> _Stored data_
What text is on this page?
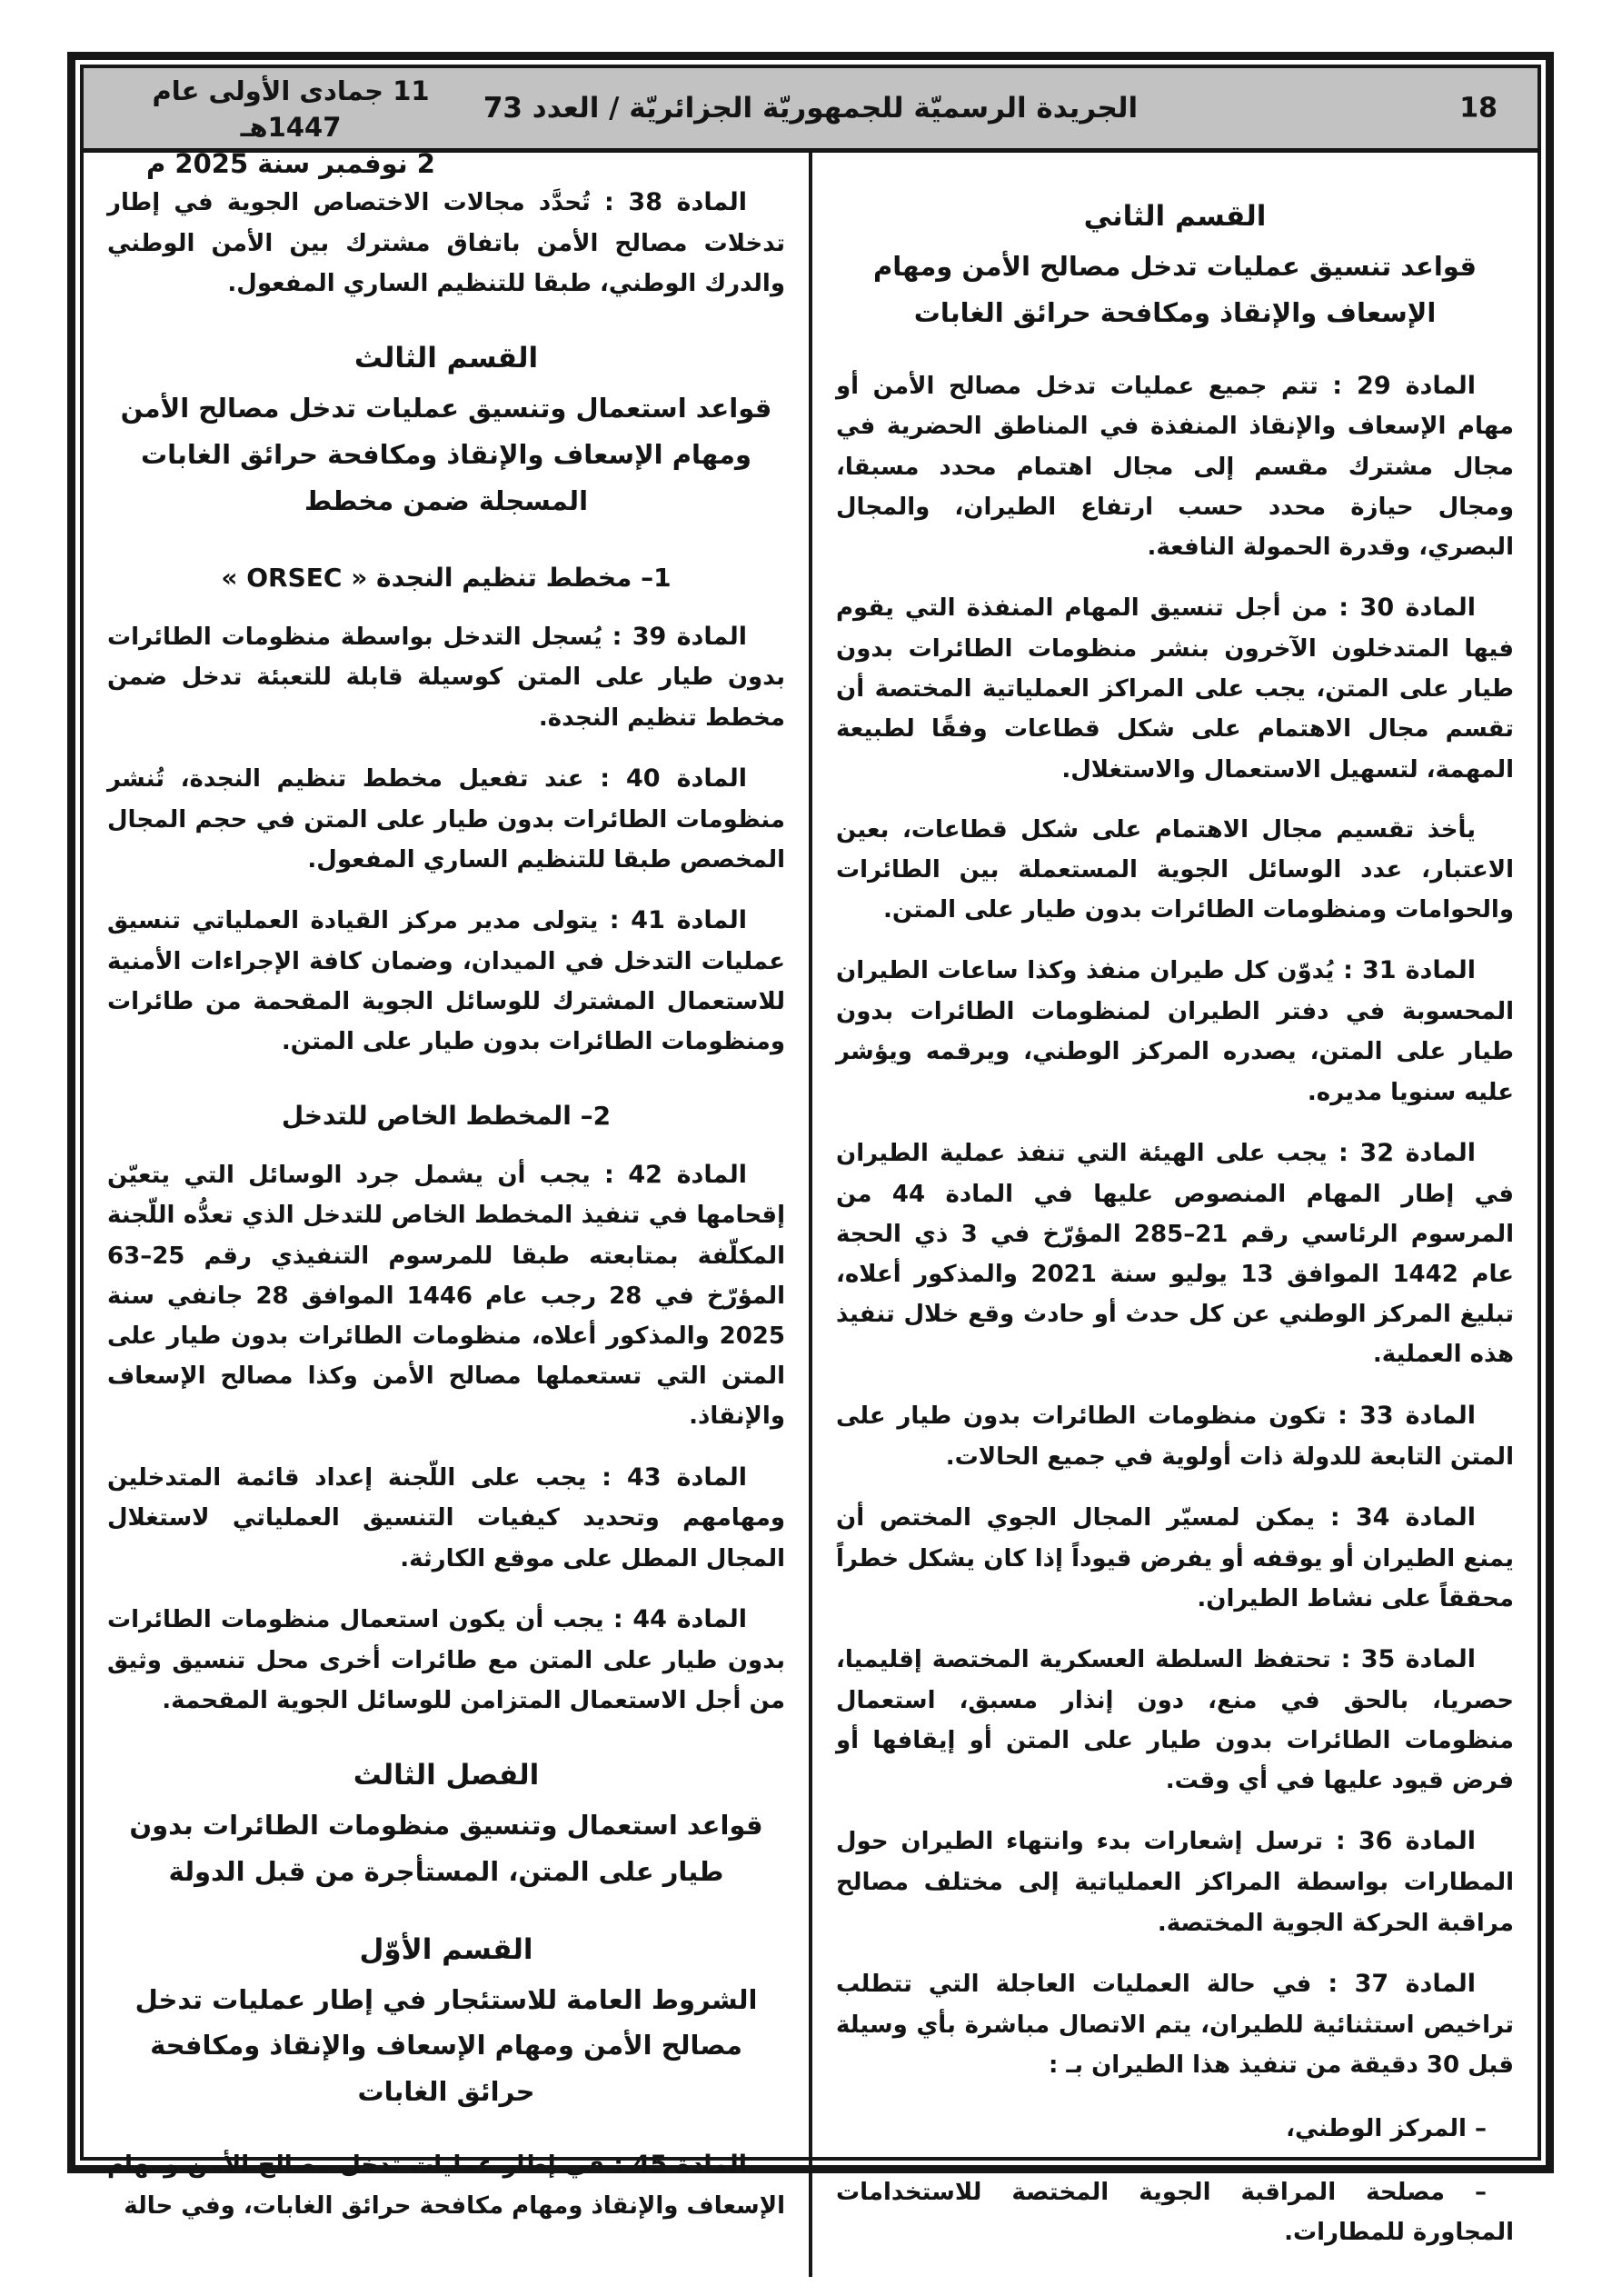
11 جمادى الأولى عام 1447هـ
2 نوفمبر سنة 2025 م
الجريدة الرسميّة للجمهوريّة الجزائريّة / العدد 73	18
القسم الثاني
قواعد تنسيق عمليات تدخل مصالح الأمن ومهام الإسعاف والإنقاذ ومكافحة حرائق الغابات

المادة 29 : تتم جميع عمليات تدخل مصالح الأمن أو مهام الإسعاف والإنقاذ المنفذة في المناطق الحضرية في مجال مشترك مقسم إلى مجال اهتمام محدد مسبقا، ومجال حيازة محدد حسب ارتفاع الطيران، والمجال البصري، وقدرة الحمولة النافعة.

المادة 30 : من أجل تنسيق المهام المنفذة التي يقوم فيها المتدخلون الآخرون بنشر منظومات الطائرات بدون طيار على المتن، يجب على المراكز العملياتية المختصة أن تقسم مجال الاهتمام على شكل قطاعات وفقًا لطبيعة المهمة، لتسهيل الاستعمال والاستغلال.

يأخذ تقسيم مجال الاهتمام على شكل قطاعات، بعين الاعتبار، عدد الوسائل الجوية المستعملة بين الطائرات والحوامات ومنظومات الطائرات بدون طيار على المتن.

المادة 31 : يُدوّن كل طيران منفذ وكذا ساعات الطيران المحسوبة في دفتر الطيران لمنظومات الطائرات بدون طيار على المتن، يصدره المركز الوطني، ويرقمه ويؤشر عليه سنويا مديره.

المادة 32 : يجب على الهيئة التي تنفذ عملية الطيران في إطار المهام المنصوص عليها في المادة 44 من المرسوم الرئاسي رقم 21–285 المؤرّخ في 3 ذي الحجة عام 1442 الموافق 13 يوليو سنة 2021 والمذكور أعلاه، تبليغ المركز الوطني عن كل حدث أو حادث وقع خلال تنفيذ هذه العملية.

المادة 33 : تكون منظومات الطائرات بدون طيار على المتن التابعة للدولة ذات أولوية في جميع الحالات.

المادة 34 : يمكن لمسيّر المجال الجوي المختص أن يمنع الطيران أو يوقفه أو يفرض قيوداً إذا كان يشكل خطراً محققاً على نشاط الطيران.

المادة 35 : تحتفظ السلطة العسكرية المختصة إقليميا، حصريا، بالحق في منع، دون إنذار مسبق، استعمال منظومات الطائرات بدون طيار على المتن أو إيقافها أو فرض قيود عليها في أي وقت.

المادة 36 : ترسل إشعارات بدء وانتهاء الطيران حول المطارات بواسطة المراكز العملياتية إلى مختلف مصالح مراقبة الحركة الجوية المختصة.

المادة 37 : في حالة العمليات العاجلة التي تتطلب تراخيص استثنائية للطيران، يتم الاتصال مباشرة بأي وسيلة قبل 30 دقيقة من تنفيذ هذا الطيران بـ :

– المركز الوطني،

– مصلحة المراقبة الجوية المختصة للاستخدامات المجاورة للمطارات.

المادة 38 : تُحدَّد مجالات الاختصاص الجوية في إطار تدخلات مصالح الأمن باتفاق مشترك بين الأمن الوطني والدرك الوطني، طبقا للتنظيم الساري المفعول.

القسم الثالث
قواعد استعمال وتنسيق عمليات تدخل مصالح الأمن ومهام الإسعاف والإنقاذ ومكافحة حرائق الغابات المسجلة ضمن مخطط
1– مخطط تنظيم النجدة « ORSEC »

المادة 39 : يُسجل التدخل بواسطة منظومات الطائرات بدون طيار على المتن كوسيلة قابلة للتعبئة تدخل ضمن مخطط تنظيم النجدة.

المادة 40 : عند تفعيل مخطط تنظيم النجدة، تُنشر منظومات الطائرات بدون طيار على المتن في حجم المجال المخصص طبقا للتنظيم الساري المفعول.

المادة 41 : يتولى مدير مركز القيادة العملياتي تنسيق عمليات التدخل في الميدان، وضمان كافة الإجراءات الأمنية للاستعمال المشترك للوسائل الجوية المقحمة من طائرات ومنظومات الطائرات بدون طيار على المتن.

2– المخطط الخاص للتدخل

المادة 42 : يجب أن يشمل جرد الوسائل التي يتعيّن إقحامها في تنفيذ المخطط الخاص للتدخل الذي تعدُّه اللّجنة المكلّفة بمتابعته طبقا للمرسوم التنفيذي رقم 25–63 المؤرّخ في 28 رجب عام 1446 الموافق 28 جانفي سنة 2025 والمذكور أعلاه، منظومات الطائرات بدون طيار على المتن التي تستعملها مصالح الأمن وكذا مصالح الإسعاف والإنقاذ.

المادة 43 : يجب على اللّجنة إعداد قائمة المتدخلين ومهامهم وتحديد كيفيات التنسيق العملياتي لاستغلال المجال المطل على موقع الكارثة.

المادة 44 : يجب أن يكون استعمال منظومات الطائرات بدون طيار على المتن مع طائرات أخرى محل تنسيق وثيق من أجل الاستعمال المتزامن للوسائل الجوية المقحمة.

الفصل الثالث
قواعد استعمال وتنسيق منظومات الطائرات بدون طيار على المتن، المستأجرة من قبل الدولة
القسم الأوّل
الشروط العامة للاستئجار في إطار عمليات تدخل مصالح الأمن ومهام الإسعاف والإنقاذ ومكافحة حرائق الغابات

المادة 45 : في إطار عمليات تدخل مصالح الأمن ومهام الإسعاف والإنقاذ ومهام مكافحة حرائق الغابات، وفي حالة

> _DO THIS_
Return only the count of lines in the records that hold the word "الجوية".

> _EXERCISE ANSWER_
6